TASK DESCRIPTION: Identify the line that contains "Read out every word on this page." in the material. Output it and every line after it, unchanged, through the end.
☆ ☆ ☆
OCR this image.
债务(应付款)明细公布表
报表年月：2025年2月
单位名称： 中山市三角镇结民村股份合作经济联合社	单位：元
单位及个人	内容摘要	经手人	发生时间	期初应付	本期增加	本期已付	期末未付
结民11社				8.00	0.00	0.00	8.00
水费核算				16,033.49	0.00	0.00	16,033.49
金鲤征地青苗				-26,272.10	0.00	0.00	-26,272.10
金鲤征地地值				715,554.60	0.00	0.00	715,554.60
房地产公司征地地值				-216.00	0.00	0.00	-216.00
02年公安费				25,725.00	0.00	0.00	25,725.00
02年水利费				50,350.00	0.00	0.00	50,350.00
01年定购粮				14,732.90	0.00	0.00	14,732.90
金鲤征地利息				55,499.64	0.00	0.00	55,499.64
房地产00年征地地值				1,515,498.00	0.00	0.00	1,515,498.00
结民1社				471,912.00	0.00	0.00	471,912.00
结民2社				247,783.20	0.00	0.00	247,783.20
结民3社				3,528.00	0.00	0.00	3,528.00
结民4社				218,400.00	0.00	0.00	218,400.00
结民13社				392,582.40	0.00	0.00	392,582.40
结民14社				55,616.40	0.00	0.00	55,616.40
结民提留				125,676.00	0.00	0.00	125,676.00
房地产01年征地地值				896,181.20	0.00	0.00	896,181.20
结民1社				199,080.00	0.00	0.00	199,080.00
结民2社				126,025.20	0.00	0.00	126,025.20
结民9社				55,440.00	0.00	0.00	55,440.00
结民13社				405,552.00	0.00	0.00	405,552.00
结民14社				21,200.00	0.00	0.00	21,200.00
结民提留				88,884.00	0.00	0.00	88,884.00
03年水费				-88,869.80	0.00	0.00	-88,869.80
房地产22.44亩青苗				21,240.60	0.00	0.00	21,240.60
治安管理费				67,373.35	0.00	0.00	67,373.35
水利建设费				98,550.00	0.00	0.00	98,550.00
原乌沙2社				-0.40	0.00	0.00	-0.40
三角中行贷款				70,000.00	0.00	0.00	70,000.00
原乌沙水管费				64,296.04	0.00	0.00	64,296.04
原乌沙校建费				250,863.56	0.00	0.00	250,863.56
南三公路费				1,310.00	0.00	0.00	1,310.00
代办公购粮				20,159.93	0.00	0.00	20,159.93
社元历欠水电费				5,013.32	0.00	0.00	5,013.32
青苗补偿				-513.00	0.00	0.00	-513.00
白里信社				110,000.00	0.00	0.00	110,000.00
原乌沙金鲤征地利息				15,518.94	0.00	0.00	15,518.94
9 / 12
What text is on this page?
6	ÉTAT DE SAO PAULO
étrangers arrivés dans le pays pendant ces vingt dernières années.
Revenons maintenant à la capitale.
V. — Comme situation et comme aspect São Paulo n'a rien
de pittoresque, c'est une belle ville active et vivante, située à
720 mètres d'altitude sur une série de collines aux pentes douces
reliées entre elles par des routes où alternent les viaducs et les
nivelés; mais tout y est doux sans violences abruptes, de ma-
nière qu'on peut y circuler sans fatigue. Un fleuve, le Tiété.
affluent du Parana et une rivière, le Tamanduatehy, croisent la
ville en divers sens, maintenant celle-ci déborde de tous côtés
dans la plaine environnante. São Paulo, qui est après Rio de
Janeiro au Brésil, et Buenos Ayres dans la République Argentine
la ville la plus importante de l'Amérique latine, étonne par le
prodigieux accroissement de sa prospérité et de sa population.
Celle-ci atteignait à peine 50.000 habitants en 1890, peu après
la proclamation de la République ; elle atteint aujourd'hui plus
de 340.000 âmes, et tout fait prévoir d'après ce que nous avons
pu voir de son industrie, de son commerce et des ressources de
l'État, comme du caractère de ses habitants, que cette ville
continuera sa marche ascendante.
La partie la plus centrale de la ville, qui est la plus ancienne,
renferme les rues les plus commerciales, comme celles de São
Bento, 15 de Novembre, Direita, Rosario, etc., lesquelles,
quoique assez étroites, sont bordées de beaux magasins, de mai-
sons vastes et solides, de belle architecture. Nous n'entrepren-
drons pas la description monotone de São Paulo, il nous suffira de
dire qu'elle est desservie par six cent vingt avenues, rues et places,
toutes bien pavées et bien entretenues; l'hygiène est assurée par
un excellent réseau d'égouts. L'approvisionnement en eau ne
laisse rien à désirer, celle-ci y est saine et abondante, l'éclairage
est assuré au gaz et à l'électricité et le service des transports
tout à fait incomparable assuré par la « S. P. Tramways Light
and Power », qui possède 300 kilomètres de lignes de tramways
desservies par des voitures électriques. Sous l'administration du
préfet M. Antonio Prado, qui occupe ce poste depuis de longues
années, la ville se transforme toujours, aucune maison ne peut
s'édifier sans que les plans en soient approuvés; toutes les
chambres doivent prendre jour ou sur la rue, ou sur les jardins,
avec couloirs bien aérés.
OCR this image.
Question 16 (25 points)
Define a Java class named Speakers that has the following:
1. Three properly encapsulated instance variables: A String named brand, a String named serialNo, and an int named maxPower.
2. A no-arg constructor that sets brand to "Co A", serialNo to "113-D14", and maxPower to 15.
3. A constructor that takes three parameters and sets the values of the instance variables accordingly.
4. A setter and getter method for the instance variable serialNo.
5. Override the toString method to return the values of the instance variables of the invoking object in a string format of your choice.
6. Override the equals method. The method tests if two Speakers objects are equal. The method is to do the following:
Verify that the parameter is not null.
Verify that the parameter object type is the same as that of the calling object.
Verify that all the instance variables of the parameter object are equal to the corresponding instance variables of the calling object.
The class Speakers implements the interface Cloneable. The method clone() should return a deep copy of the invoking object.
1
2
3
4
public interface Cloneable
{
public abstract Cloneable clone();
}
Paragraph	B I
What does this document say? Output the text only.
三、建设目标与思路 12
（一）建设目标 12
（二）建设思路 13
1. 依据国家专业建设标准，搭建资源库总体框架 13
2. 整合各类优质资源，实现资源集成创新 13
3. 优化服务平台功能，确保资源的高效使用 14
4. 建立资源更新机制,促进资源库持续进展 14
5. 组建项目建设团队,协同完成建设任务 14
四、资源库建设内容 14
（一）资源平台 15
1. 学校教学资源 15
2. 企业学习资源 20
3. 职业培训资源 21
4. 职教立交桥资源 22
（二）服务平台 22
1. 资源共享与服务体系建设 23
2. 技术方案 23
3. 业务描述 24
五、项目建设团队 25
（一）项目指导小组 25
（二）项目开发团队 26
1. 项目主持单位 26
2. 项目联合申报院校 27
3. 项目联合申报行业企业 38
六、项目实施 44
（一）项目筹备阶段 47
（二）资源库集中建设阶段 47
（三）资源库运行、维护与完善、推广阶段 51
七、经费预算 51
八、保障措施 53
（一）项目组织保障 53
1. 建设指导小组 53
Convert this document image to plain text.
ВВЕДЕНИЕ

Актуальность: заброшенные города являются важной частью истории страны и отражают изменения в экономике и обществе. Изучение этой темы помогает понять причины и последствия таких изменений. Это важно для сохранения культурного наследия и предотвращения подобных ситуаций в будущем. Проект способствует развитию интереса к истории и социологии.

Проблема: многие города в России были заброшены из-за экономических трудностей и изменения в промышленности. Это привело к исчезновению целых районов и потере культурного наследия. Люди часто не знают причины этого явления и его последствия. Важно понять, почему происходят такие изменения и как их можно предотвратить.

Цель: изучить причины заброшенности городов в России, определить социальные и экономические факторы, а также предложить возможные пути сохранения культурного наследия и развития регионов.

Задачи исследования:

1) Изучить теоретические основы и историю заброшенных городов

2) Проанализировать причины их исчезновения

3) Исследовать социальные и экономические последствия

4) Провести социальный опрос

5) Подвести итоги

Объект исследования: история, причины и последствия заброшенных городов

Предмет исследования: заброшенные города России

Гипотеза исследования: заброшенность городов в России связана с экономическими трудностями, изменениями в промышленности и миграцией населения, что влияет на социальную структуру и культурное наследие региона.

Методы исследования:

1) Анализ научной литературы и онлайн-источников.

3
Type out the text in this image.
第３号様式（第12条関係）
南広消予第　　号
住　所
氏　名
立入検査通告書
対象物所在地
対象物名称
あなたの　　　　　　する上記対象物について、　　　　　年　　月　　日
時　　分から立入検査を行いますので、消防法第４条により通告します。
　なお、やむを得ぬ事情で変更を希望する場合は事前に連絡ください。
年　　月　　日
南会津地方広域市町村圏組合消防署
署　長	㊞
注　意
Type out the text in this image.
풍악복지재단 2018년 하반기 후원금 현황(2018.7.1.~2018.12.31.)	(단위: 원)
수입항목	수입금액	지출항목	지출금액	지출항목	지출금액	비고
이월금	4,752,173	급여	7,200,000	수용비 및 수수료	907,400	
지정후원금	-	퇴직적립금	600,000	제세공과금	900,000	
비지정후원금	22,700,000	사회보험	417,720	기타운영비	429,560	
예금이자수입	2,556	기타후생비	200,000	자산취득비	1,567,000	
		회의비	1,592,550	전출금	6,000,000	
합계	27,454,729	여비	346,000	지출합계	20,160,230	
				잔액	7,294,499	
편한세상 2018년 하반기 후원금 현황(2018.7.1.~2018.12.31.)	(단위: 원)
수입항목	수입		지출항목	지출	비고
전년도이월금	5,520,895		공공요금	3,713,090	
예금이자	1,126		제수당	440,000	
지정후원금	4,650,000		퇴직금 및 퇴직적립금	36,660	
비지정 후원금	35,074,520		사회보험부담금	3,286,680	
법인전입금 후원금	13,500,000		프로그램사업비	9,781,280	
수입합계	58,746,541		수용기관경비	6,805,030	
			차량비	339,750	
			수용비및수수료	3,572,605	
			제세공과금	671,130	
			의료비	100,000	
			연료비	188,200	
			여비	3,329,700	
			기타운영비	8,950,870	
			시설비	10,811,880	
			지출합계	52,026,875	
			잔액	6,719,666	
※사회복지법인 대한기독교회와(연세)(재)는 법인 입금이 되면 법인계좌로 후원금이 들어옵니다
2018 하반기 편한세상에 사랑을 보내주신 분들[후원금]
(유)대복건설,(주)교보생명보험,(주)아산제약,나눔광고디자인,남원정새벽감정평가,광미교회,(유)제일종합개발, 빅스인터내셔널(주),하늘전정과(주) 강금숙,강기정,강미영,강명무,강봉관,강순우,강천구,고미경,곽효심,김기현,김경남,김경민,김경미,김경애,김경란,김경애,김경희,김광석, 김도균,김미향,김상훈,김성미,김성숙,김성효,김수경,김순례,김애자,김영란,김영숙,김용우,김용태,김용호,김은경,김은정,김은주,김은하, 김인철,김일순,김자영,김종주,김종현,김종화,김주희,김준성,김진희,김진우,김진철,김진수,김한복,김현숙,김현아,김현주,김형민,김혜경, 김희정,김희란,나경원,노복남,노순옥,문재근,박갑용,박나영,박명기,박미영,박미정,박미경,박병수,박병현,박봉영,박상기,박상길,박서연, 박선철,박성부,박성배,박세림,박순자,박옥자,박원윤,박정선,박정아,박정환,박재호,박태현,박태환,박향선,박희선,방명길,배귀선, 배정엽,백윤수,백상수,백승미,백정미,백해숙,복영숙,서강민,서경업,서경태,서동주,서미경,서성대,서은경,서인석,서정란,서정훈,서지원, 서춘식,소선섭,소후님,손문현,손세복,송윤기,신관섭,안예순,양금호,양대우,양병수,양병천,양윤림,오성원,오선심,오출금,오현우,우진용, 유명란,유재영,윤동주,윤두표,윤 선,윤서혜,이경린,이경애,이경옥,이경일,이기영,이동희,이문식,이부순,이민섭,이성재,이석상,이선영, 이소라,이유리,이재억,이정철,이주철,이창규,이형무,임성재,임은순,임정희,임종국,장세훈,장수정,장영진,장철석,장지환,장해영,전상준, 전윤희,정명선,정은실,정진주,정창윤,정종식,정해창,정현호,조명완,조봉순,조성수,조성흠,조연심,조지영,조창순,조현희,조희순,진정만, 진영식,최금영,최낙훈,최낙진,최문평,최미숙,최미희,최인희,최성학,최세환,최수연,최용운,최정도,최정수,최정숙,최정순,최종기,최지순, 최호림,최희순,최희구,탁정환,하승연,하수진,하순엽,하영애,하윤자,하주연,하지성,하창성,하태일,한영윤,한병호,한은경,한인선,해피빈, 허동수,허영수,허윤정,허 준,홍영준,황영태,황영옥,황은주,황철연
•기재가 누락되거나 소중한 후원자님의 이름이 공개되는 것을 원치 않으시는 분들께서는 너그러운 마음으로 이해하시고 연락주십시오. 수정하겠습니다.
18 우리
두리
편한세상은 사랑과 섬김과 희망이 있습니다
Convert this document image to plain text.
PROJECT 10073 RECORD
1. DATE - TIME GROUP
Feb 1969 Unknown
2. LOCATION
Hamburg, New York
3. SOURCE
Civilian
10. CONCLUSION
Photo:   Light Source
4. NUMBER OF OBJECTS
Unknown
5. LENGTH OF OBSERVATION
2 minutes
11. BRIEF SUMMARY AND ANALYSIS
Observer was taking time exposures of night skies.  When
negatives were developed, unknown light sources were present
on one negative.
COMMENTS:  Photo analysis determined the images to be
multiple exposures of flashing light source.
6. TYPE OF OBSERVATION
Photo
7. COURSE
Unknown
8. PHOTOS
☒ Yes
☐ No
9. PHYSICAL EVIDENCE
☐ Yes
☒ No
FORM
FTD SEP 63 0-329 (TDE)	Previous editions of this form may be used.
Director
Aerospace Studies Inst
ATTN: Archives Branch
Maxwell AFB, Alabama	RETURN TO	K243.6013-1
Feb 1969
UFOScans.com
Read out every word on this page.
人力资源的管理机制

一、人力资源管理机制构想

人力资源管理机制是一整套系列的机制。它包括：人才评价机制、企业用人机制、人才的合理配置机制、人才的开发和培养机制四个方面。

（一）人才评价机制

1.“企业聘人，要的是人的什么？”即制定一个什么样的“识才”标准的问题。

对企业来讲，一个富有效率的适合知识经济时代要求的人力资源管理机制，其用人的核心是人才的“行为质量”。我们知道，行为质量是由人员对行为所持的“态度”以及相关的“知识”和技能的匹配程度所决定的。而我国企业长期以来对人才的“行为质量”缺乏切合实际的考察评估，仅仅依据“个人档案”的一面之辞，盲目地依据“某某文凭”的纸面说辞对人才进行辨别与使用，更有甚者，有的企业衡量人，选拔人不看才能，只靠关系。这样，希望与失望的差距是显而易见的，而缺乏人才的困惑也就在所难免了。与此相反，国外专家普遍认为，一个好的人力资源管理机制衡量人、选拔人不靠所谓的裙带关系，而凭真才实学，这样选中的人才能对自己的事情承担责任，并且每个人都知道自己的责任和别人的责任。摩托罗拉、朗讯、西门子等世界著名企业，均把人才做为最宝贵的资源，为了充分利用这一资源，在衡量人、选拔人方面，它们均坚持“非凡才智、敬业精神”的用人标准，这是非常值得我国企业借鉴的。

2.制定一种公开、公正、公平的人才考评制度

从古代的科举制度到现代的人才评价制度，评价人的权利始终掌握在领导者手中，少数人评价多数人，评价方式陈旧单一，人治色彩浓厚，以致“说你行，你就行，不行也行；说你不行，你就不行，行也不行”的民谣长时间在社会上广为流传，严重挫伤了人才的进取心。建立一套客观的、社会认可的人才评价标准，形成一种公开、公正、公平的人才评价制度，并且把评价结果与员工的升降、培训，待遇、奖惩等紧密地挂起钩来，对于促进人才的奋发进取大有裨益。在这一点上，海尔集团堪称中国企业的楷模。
☆ ☆ ☆
EXPECTED OUTPUT:
Read out every word on this page.
人力资源的管理机制

一、人力资源管理机制构想

人力资源管理机制是一整套系列的机制。它包括：人才评价机制、企业用人机制、人才的合理配置机制、人才的开发和培养机制四个方面。

（一）人才评价机制

1.“企业聘人，要的是人的什么？”即制定一个什么样的“识才”标准的问题。

对企业来讲，一个富有效率的适合知识经济时代要求的人力资源管理机制，其用人的核心是人才的“行为质量”。我们知道，行为质量是由人员对行为所持的“态度”以及相关的“知识”和技能的匹配程度所决定的。而我国企业长期以来对人才的“行为质量”缺乏切合实际的考察评估，仅仅依据“个人档案”的一面之辞，盲目地依据“某某文凭”的纸面说辞对人才进行辨别与使用，更有甚者，有的企业衡量人，选拔人不看才能，只靠关系。这样，希望与失望的差距是显而易见的，而缺乏人才的困惑也就在所难免了。与此相反，国外专家普遍认为，一个好的人力资源管理机制衡量人、选拔人不靠所谓的裙带关系，而凭真才实学，这样选中的人才能对自己的事情承担责任，并且每个人都知道自己的责任和别人的责任。摩托罗拉、朗讯、西门子等世界著名企业，均把人才做为最宝贵的资源，为了充分利用这一资源，在衡量人、选拔人方面，它们均坚持“非凡才智、敬业精神”的用人标准，这是非常值得我国企业借鉴的。

2.制定一种公开、公正、公平的人才考评制度

从古代的科举制度到现代的人才评价制度，评价人的权利始终掌握在领导者手中，少数人评价多数人，评价方式陈旧单一，人治色彩浓厚，以致“说你行，你就行，不行也行；说你不行，你就不行，行也不行”的民谣长时间在社会上广为流传，严重挫伤了人才的进取心。建立一套客观的、社会认可的人才评价标准，形成一种公开、公正、公平的人才评价制度，并且把评价结果与员工的升降、培训，待遇、奖惩等紧密地挂起钩来，对于促进人才的奋发进取大有裨益。在这一点上，海尔集团堪称中国企业的楷模。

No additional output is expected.